▸ **Set problem**: From the listing below, extract every line containing "предельной".

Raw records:
::::

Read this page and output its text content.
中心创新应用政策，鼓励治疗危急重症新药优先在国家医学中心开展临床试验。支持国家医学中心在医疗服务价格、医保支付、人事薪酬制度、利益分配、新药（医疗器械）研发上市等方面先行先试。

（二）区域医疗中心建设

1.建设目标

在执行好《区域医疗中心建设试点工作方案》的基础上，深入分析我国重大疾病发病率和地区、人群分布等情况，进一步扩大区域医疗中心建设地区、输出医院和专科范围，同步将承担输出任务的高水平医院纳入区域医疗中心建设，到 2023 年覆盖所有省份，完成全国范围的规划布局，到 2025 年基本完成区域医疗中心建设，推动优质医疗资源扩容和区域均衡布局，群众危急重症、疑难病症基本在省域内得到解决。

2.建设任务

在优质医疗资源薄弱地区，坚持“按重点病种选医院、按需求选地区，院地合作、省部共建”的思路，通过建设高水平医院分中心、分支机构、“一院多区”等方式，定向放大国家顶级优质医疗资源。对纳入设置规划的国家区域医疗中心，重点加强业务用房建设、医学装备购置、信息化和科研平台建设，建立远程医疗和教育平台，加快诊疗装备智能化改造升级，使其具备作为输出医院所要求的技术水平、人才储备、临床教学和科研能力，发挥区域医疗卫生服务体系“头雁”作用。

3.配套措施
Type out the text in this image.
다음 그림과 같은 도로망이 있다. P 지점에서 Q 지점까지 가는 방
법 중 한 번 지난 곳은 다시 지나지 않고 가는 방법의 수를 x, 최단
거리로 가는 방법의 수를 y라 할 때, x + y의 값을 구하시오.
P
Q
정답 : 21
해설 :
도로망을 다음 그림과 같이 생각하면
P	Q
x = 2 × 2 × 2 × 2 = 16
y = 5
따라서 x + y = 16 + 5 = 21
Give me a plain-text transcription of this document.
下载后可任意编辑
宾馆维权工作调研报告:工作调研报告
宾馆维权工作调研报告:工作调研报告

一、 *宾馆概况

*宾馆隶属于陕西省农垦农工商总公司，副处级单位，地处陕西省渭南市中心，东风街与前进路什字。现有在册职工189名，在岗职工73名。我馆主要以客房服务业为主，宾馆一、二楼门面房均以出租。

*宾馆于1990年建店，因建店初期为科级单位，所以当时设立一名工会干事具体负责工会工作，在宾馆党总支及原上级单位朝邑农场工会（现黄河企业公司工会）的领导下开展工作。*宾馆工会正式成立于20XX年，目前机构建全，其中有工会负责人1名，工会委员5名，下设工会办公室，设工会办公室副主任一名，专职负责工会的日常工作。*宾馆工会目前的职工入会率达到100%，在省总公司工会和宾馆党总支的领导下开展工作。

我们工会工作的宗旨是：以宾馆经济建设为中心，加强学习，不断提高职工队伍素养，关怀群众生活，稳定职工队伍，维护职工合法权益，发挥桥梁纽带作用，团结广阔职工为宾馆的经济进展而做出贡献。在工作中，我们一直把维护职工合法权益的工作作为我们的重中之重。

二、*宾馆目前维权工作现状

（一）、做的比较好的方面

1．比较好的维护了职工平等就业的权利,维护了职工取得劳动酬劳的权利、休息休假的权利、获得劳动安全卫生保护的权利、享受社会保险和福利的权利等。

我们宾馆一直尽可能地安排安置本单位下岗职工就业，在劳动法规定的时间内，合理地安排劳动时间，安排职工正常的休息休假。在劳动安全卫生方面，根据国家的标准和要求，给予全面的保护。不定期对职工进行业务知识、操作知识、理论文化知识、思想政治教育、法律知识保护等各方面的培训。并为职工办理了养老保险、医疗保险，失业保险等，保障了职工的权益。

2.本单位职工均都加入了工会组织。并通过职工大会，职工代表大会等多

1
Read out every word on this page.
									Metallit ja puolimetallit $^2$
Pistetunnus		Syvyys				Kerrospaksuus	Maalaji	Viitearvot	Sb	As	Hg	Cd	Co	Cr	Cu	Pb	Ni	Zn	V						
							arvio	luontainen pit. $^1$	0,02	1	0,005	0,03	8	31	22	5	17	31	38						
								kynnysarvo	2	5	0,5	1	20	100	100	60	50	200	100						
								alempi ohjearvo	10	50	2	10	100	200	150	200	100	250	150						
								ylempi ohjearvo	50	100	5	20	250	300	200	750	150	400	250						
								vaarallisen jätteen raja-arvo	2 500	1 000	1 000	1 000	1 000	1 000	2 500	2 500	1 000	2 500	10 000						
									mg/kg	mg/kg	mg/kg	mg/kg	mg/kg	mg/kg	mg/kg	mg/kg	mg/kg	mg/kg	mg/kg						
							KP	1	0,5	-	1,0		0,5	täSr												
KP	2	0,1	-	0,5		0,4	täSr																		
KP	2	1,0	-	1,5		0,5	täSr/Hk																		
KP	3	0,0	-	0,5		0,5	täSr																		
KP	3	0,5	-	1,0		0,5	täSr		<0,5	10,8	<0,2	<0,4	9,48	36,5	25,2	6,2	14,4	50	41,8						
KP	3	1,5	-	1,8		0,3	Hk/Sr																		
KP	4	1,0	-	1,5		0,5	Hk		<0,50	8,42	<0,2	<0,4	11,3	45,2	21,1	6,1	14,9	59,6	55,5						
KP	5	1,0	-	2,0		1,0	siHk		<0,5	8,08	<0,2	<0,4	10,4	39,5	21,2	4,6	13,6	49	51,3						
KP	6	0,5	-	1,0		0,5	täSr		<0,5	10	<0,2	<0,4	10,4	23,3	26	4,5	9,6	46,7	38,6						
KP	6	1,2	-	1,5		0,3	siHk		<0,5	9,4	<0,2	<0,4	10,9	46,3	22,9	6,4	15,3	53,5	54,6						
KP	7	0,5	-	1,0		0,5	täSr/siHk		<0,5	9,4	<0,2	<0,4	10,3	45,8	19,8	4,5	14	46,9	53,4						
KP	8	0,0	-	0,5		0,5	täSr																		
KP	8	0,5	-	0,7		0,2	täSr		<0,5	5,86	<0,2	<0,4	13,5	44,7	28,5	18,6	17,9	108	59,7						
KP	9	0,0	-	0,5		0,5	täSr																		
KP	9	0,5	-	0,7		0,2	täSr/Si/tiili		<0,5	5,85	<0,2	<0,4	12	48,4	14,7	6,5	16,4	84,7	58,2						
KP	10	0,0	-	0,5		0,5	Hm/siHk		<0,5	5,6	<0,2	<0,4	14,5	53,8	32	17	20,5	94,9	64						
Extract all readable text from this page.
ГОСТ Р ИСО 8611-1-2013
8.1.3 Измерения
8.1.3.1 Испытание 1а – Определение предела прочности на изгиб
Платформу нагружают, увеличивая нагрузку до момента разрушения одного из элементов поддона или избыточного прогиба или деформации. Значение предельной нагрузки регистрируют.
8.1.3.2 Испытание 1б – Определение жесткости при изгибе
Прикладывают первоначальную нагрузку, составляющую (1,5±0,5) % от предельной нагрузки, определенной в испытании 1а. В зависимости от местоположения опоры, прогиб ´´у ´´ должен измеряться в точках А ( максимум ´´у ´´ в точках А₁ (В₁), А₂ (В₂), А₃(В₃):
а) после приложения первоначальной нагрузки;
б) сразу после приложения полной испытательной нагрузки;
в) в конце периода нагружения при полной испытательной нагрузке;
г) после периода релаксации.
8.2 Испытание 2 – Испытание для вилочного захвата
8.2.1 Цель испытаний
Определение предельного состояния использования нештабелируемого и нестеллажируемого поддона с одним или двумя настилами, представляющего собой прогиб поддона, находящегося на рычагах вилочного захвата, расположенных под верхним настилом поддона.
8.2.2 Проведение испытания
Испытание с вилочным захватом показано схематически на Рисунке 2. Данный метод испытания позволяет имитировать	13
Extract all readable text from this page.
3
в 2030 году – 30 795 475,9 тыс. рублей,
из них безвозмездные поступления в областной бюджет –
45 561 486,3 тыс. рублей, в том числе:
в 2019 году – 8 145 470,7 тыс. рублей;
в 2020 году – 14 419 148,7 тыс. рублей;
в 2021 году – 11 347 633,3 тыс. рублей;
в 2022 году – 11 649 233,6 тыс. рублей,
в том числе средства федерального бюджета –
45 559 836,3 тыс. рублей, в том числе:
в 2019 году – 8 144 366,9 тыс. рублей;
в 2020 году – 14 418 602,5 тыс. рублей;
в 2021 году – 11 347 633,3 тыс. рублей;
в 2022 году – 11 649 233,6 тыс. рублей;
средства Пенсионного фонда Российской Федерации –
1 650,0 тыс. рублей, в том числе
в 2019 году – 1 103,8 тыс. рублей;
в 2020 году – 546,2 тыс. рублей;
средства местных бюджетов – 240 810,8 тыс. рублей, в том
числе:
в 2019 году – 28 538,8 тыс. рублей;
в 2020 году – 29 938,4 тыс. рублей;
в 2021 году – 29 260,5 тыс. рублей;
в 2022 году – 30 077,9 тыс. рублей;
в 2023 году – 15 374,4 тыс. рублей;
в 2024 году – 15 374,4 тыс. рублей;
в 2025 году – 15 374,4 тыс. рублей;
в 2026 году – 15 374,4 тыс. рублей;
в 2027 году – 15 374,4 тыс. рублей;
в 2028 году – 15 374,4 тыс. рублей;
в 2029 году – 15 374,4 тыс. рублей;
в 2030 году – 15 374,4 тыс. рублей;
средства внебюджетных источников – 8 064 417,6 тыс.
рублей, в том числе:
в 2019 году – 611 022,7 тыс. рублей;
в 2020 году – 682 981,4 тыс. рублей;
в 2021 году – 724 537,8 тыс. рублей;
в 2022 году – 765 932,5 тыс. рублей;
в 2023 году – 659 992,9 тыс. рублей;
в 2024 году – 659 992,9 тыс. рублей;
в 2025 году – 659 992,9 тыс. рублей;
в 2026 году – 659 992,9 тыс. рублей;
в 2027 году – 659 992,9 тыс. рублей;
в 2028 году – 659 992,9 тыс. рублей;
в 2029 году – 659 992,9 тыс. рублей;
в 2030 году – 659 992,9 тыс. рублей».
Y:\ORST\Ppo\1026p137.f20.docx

::::

▸ **Response**:
Платформу нагружают, увеличивая нагрузку до момента разрушения одного из элементов поддона или избыточного прогиба или деформации. Значение предельной нагрузки регистрируют.
Прикладывают первоначальную нагрузку, составляющую (1,5±0,5) % от предельной нагрузки, определенной в испытании 1а. В зависимости от местоположения опоры, прогиб ´´у ´´ должен измеряться в точках А ( максимум ´´у ´´ в точках А₁ (В₁), А₂ (В₂), А₃(В₃):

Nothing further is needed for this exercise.